======== Selection ========

TOP

Philippe Tessier Cour-Cheverny Porte Dorée 2020

This week we head back to Cour-Cheverny, undoubtedly one of the Loire Valley’s less famed vineyards. Here, nestled within the bosom of the broader Cheverny appellation, we find barely 60 hectares of the rare Romorantin variety, tended by just a handful of local vignerons, each one fashioning a wine – or often several wines – of eager energy and acid vigour.

Of all the more peripheral Ligérian appellations, from the Fiefs-Vendéens to the Côtes du Forez, from Valençay to the Côtes d’Auvergne, it is undoubtedly Cour-Cheverny which I know best. Many years have now passed since I was first seduced by Romorantin’s wily charms, its ability to intertwine crystalline threads of fruit, its flavour profile – in youth, at least – not dissimilar from that of Chenin Blanc, combined with its trademark, electric, mouth-watering acidity. As it ages notes of blanched almond are characteristic, a hint of white nut which is presumably why some who dip their toe into the Cour-Cheverny waters occasionally describe Romorantin as having a proclivity for oxidation. It is not a view I subscribe to myself.

========

■ **What this exercise asks**:
(a) Repeat the Cour-Cheverny piece word for word from "Philippe Tessier Cour-Cheverny" to "and acid vigour.".
(b) According to the Cour-Cheverny piece, how much Romorantin is planted in Cour-Cheverny?
(c) In the Cour-Cheverny piece, why do some tasters describe Romorantin as having a proclivity for oxidation?

======== Supplied records ========

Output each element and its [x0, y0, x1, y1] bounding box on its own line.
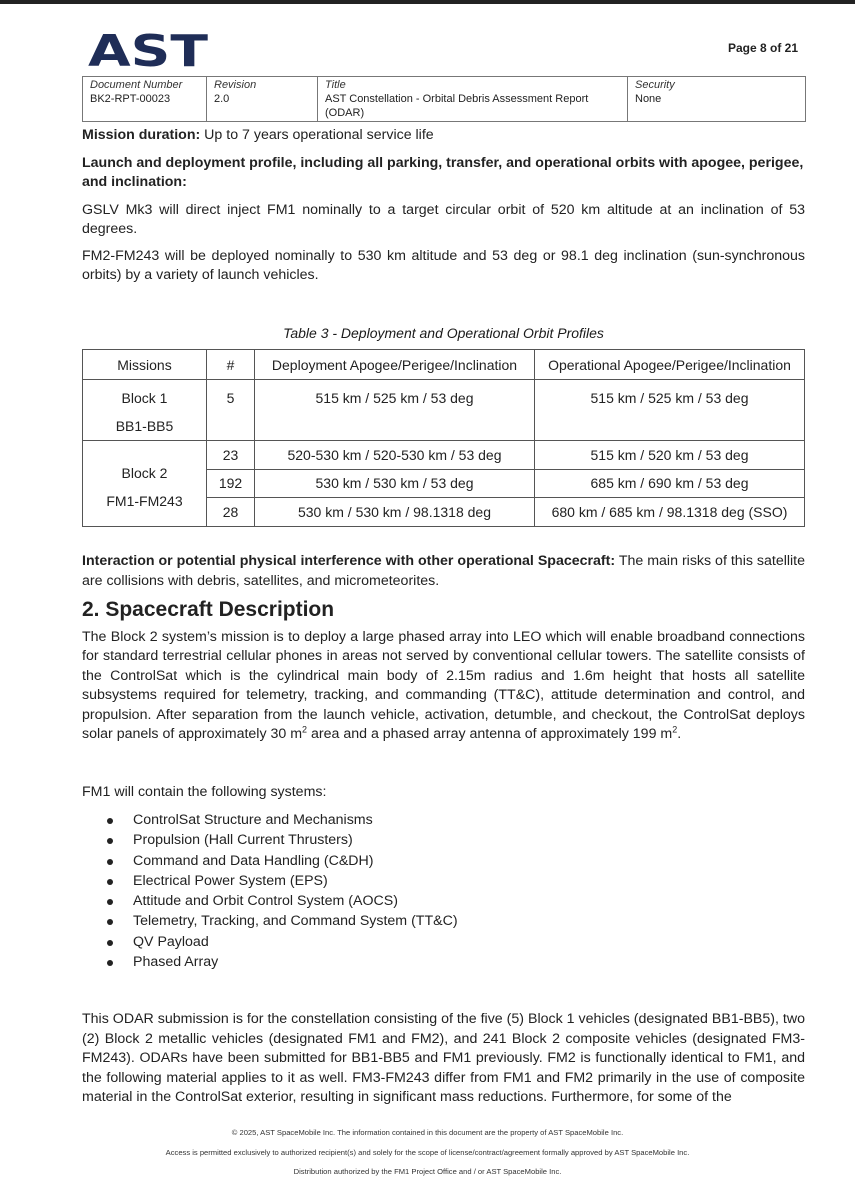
top-edge-bar — [0, 0, 855, 4]
ast-logo — [88, 30, 210, 70]
col-header-count: # — [207, 350, 255, 380]
block1-operational: 515 km / 525 km / 53 deg — [535, 380, 805, 441]
orbit-profiles-table — [82, 349, 805, 527]
block2-mission-cell — [83, 441, 207, 527]
superscript-2: 2 — [672, 724, 678, 735]
footer-distribution: Distribution authorized by the FM1 Project Office and / or AST SpaceMobile Inc. — [293, 1167, 562, 1176]
block2-row2-operational: 685 km / 690 km / 53 deg — [535, 469, 805, 498]
mission-duration — [82, 126, 805, 146]
doc-number-value: BK2-RPT-00023 — [90, 93, 171, 105]
gslv-paragraph: GSLV Mk3 will direct inject FM1 nominally to a target circular orbit of 520 km altitude at an inclination of 53 degrees. — [82, 201, 805, 237]
list-item: Command and Data Handling (C&DH) — [82, 851, 805, 871]
bullet-icon — [107, 838, 113, 844]
table-header-row — [83, 350, 805, 380]
bullet-icon — [107, 879, 113, 885]
title-label: Title — [325, 79, 346, 91]
svg-text:AST: AST — [88, 30, 208, 70]
security-label: Security — [635, 79, 675, 91]
revision-value: 2.0 — [214, 93, 230, 105]
security-cell — [628, 77, 806, 122]
lower-content — [82, 552, 805, 1108]
block2-row1-deployment: 520-530 km / 520-530 km / 53 deg — [255, 441, 535, 470]
section-heading: 2. Spacecraft Description — [82, 598, 335, 621]
bullet-icon — [107, 859, 113, 865]
footer-access-notice: Access is permitted exclusively to authorized recipient(s) and solely for the scope of license/contract/agreement formally approved by AST SpaceMobile Inc. — [165, 1148, 690, 1157]
col-header-operational: Operational Apogee/Perigee/Inclination — [535, 350, 805, 380]
block2-row1-operational: 515 km / 520 km / 53 deg — [535, 441, 805, 470]
list-item: Electrical Power System (EPS) — [82, 871, 805, 891]
list-item: QV Payload — [82, 932, 805, 952]
spacecraft-description-paragraph: The Block 2 system’s mission is to deploy a large phased array into LEO which will enable broadband connections for standard terrestrial cellular phones in areas not served by conventional cellular towers. The satellite consists of the ControlSat which is the cylindrical main body of 2.15m radius and 1.6m height that hosts all satellite subsystems required for telemetry, tracking, and commanding (TT&C), attitude determination and control, and propulsion. After separation from the launch vehicle, activation, detumble, and checkout, the ControlSat deploys solar panels of approximately 30 $m^2$ area and a phased array antenna of approximately 199 $m^2$. — [82, 628, 805, 742]
list-item: Propulsion (Hall Current Thrusters) — [82, 830, 805, 850]
list-item: Phased Array — [82, 952, 805, 972]
systems-list — [82, 810, 805, 972]
doc-number-cell — [83, 77, 207, 122]
security-value: None — [635, 93, 662, 105]
col-header-missions: Missions — [83, 350, 207, 380]
interaction-text: The main risks of this satellite are collisions with debris, satellites, and micrometeorites. — [82, 553, 806, 589]
footer-copyright: © 2025, AST SpaceMobile Inc. The information contained in this document are the property of AST SpaceMobile Inc. — [231, 1128, 624, 1137]
block1-deployment: 515 km / 525 km / 53 deg — [255, 380, 535, 441]
block1-designation: BB1-BB5 — [115, 418, 174, 434]
block2-row1-count: 23 — [207, 441, 255, 470]
block1-mission-cell — [83, 380, 207, 441]
block2-row3-count: 28 — [207, 498, 255, 527]
interaction-paragraph — [82, 552, 805, 591]
mission-duration-text: Up to 7 years operational service life — [200, 127, 434, 143]
block2-row2-count: 192 — [207, 469, 255, 498]
interaction-label: Interaction or potential physical interference with other operational Spacecraft: — [82, 553, 616, 569]
list-item: Attitude and Orbit Control System (AOCS) — [82, 891, 805, 911]
bullet-icon — [107, 919, 113, 925]
block2-row3-operational: 680 km / 685 km / 98.1318 deg (SSO) — [535, 498, 805, 527]
block1-count: 5 — [207, 380, 255, 441]
block2-designation: FM1-FM243 — [106, 493, 183, 510]
document-header-table — [82, 76, 806, 122]
bullet-icon — [107, 960, 113, 966]
block2-row3-deployment: 530 km / 530 km / 98.1318 deg — [255, 498, 535, 527]
title-value: AST Constellation - Orbital Debris Assessment Report (ODAR) — [325, 93, 589, 119]
bullet-icon — [107, 940, 113, 946]
list-item: Telemetry, Tracking, and Command System (TT&C) — [82, 911, 805, 931]
title-cell — [318, 77, 628, 122]
page-number: Page 8 of 21 — [727, 41, 798, 55]
list-item: ControlSat Structure and Mechanisms — [82, 810, 805, 830]
mission-duration-label: Mission duration: — [82, 127, 201, 143]
table-caption: Table 3 - Deployment and Operational Orbit Profiles — [283, 325, 604, 341]
fm1-intro: FM1 will contain the following systems: — [82, 783, 327, 800]
doc-number-label: Document Number — [90, 79, 183, 91]
block1-name: Block 1 — [121, 390, 168, 406]
block2-name: Block 2 — [121, 465, 168, 482]
revision-label: Revision — [214, 79, 257, 91]
table-row — [83, 380, 805, 441]
odar-paragraph: This ODAR submission is for the constellation consisting of the five (5) Block 1 vehicles (designated BB1-BB5), two (2) Block 2 metallic vehicles (designated FM1 and FM2), and 241 Block 2 composite vehicles (designated FM3-FM243). ODARs have been submitted for BB1-BB5 and FM1 previously. FM2 is functionally identical to FM1, and the following material applies to it as well. FM3-FM243 differ from FM1 and FM2 primarily in the use of composite material in the ControlSat exterior, resulting in significant mass reductions. Furthermore, for some of the — [82, 1011, 805, 1106]
table-row — [83, 441, 805, 470]
bullet-icon — [107, 818, 113, 824]
fm2-paragraph: FM2-FM243 will be deployed nominally to 530 km altitude and 53 deg or 98.1 deg inclination (sun-synchronous orbits) by a variety of launch vehicles. — [82, 247, 805, 283]
col-header-deployment: Deployment Apogee/Perigee/Inclination — [255, 350, 535, 380]
superscript-2: 2 — [302, 724, 308, 735]
revision-cell — [207, 77, 318, 122]
launch-profile-heading: Launch and deployment profile, including all parking, transfer, and operational orbits with apogee, perigee, and inclination: — [82, 154, 804, 190]
upper-content — [82, 126, 805, 286]
bullet-icon — [107, 899, 113, 905]
block2-row2-deployment: 530 km / 530 km / 53 deg — [255, 469, 535, 498]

========

■ **Task-by-task results**:
(a)
Philippe Tessier Cour-Cheverny Porte Dorée 2020

This week we head back to Cour-Cheverny, undoubtedly one of the Loire Valley’s less famed vineyards. Here, nestled within the bosom of the broader Cheverny appellation, we find barely 60 hectares of the rare Romorantin variety, tended by just a handful of local vignerons, each one fashioning a wine – or often several wines – of eager energy and acid vigour.

(b) Barely 60 hectares.

(c) As Romorantin ages, it typically shows notes of blanched almond, a hint of white nut. The piece says this is presumably why some newcomers to Cour-Cheverny describe the variety as prone to oxidation.